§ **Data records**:
※
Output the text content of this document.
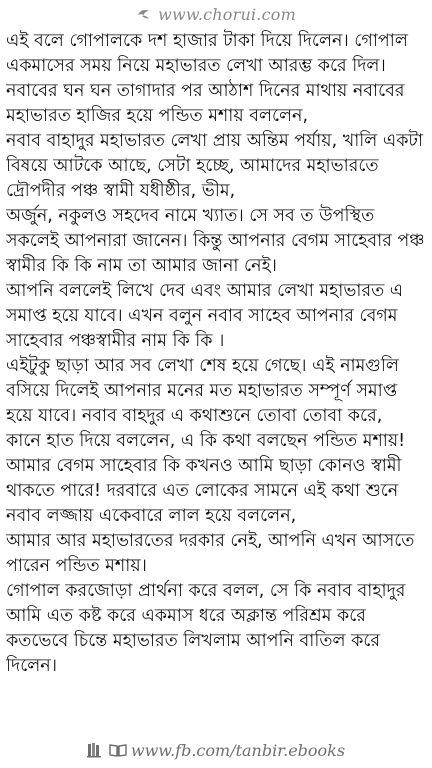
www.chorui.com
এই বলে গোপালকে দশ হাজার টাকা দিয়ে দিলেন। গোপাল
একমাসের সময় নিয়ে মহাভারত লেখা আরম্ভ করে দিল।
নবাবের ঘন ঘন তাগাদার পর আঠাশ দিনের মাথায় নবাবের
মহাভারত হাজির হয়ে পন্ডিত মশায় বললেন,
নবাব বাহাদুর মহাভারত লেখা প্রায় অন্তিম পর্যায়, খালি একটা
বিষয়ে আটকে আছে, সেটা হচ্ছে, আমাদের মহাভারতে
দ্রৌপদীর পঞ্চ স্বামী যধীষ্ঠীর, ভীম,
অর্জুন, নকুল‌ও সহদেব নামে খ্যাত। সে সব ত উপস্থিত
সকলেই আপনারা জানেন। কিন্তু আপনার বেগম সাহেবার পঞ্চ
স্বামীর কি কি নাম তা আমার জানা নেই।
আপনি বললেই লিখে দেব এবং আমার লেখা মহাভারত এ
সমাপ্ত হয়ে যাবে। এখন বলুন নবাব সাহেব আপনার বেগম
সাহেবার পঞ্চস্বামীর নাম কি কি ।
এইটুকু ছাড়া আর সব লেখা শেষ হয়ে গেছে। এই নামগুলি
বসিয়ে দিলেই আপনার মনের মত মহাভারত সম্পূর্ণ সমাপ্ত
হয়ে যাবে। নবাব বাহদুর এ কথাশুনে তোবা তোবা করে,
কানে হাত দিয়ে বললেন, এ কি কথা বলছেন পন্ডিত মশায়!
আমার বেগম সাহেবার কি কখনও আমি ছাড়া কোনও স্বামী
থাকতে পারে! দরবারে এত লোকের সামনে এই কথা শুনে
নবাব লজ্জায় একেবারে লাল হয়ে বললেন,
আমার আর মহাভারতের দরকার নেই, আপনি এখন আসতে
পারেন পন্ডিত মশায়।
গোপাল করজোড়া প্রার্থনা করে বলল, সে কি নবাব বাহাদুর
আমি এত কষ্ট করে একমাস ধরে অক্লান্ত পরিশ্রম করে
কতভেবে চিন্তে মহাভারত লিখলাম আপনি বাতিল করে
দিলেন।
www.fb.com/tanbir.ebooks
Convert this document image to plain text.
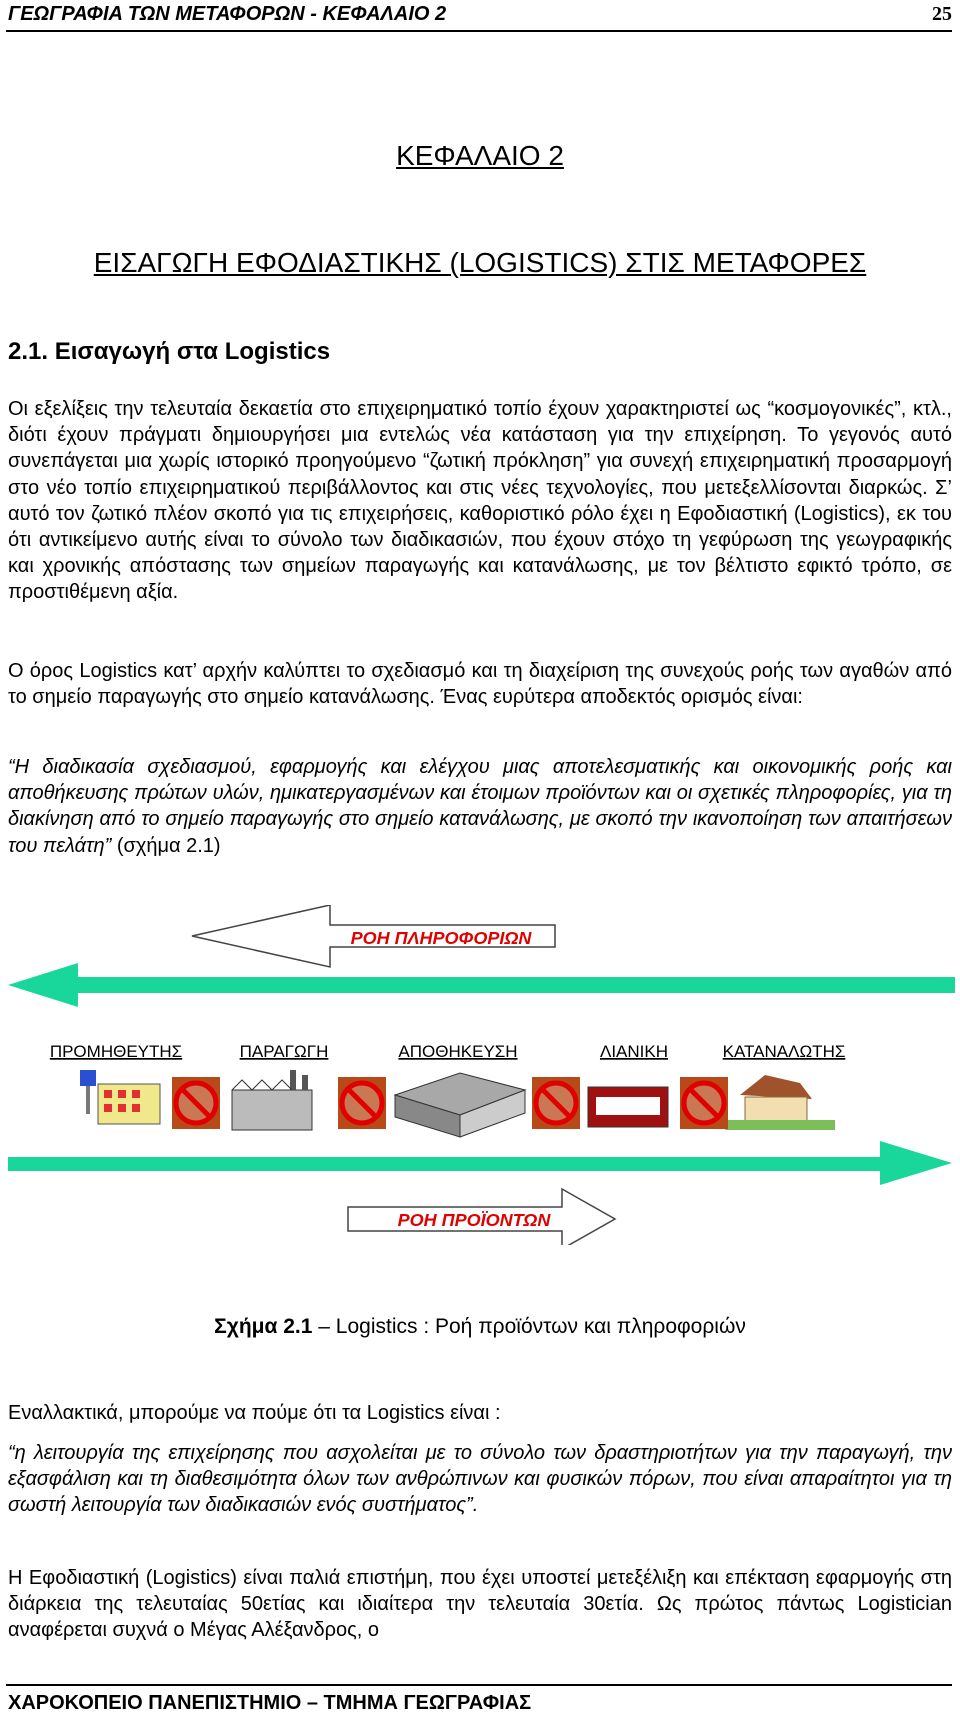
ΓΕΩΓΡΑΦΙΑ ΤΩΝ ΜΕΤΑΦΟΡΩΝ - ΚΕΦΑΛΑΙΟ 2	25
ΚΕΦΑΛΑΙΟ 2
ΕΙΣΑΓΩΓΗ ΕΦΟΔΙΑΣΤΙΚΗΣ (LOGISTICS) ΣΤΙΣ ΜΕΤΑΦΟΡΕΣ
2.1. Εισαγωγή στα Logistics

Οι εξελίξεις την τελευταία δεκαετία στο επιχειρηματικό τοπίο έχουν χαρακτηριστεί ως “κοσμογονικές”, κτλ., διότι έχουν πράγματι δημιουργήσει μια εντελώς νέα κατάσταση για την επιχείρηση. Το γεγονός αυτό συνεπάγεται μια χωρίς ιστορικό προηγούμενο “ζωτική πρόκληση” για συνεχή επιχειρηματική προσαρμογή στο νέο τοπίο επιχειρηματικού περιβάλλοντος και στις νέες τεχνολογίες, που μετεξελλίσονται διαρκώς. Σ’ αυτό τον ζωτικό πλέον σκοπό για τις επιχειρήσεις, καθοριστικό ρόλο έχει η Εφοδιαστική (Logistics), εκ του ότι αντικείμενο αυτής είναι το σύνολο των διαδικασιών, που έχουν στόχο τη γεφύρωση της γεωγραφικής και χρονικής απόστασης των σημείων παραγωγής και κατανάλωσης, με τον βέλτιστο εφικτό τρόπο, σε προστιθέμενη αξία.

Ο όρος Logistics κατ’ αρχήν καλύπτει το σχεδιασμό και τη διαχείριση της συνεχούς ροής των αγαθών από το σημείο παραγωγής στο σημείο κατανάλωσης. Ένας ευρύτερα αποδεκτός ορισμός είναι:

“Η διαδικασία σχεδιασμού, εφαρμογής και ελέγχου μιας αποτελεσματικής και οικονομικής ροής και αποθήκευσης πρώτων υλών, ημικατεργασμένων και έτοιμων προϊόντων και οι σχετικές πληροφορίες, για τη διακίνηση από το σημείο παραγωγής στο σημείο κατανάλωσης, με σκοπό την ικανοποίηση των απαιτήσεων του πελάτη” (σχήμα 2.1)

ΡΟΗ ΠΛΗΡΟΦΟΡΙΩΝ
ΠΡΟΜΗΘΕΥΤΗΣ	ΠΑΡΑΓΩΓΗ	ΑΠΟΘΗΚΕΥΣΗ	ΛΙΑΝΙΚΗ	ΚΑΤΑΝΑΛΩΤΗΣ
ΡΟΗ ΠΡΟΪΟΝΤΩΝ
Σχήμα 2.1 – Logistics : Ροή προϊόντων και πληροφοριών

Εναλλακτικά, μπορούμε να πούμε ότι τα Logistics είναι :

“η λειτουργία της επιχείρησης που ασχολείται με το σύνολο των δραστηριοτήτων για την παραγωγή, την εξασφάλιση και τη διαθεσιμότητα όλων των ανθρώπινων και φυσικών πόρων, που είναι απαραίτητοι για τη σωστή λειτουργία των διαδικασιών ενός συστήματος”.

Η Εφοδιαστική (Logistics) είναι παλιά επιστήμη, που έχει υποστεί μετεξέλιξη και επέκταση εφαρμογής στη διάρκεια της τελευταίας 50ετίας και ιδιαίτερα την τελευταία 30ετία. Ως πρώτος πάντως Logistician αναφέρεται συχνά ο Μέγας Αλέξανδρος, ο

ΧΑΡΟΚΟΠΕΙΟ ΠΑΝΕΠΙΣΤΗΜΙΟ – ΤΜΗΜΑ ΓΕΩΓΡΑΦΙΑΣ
※
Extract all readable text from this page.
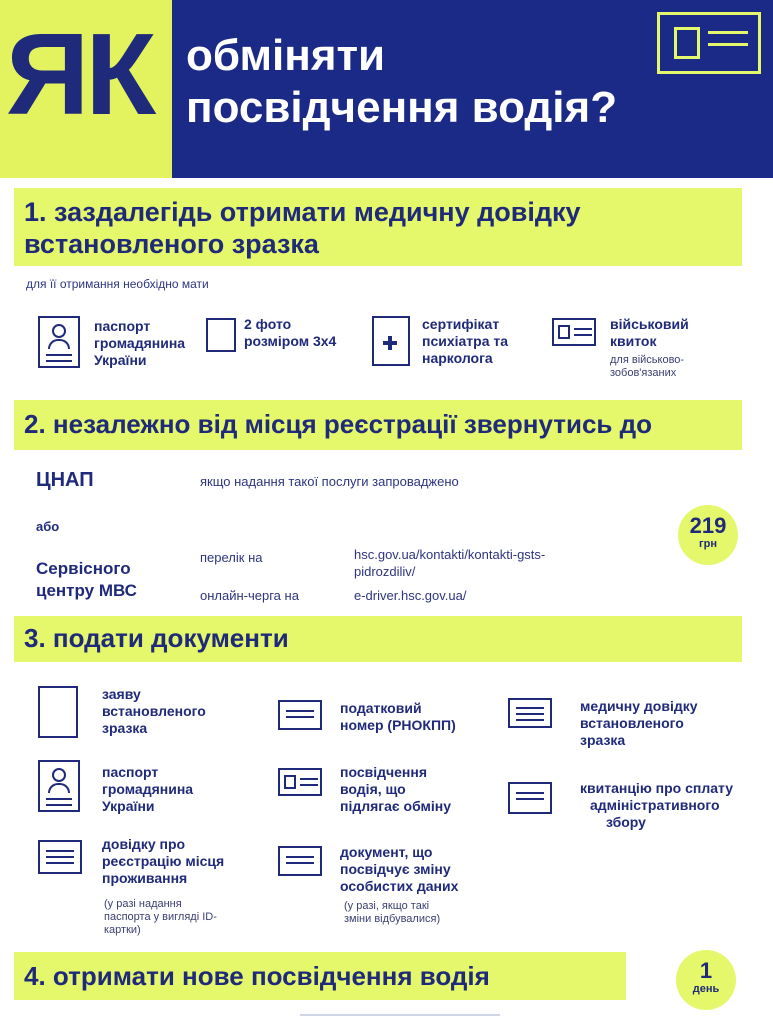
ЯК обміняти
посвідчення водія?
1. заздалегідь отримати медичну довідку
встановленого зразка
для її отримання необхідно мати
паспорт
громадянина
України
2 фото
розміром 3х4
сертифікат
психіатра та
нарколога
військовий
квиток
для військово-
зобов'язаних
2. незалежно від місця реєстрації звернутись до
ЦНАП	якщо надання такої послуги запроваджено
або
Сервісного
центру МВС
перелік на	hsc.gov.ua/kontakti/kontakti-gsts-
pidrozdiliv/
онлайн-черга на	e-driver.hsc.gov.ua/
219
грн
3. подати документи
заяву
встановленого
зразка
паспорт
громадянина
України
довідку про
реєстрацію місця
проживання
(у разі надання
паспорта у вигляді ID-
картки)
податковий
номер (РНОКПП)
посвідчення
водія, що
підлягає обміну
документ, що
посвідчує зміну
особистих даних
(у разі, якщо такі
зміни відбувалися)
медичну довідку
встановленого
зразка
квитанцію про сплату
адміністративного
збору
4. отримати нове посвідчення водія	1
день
※
Give back only a number, the number of lines where the string "this" occurs.

§ **Written solution**: 3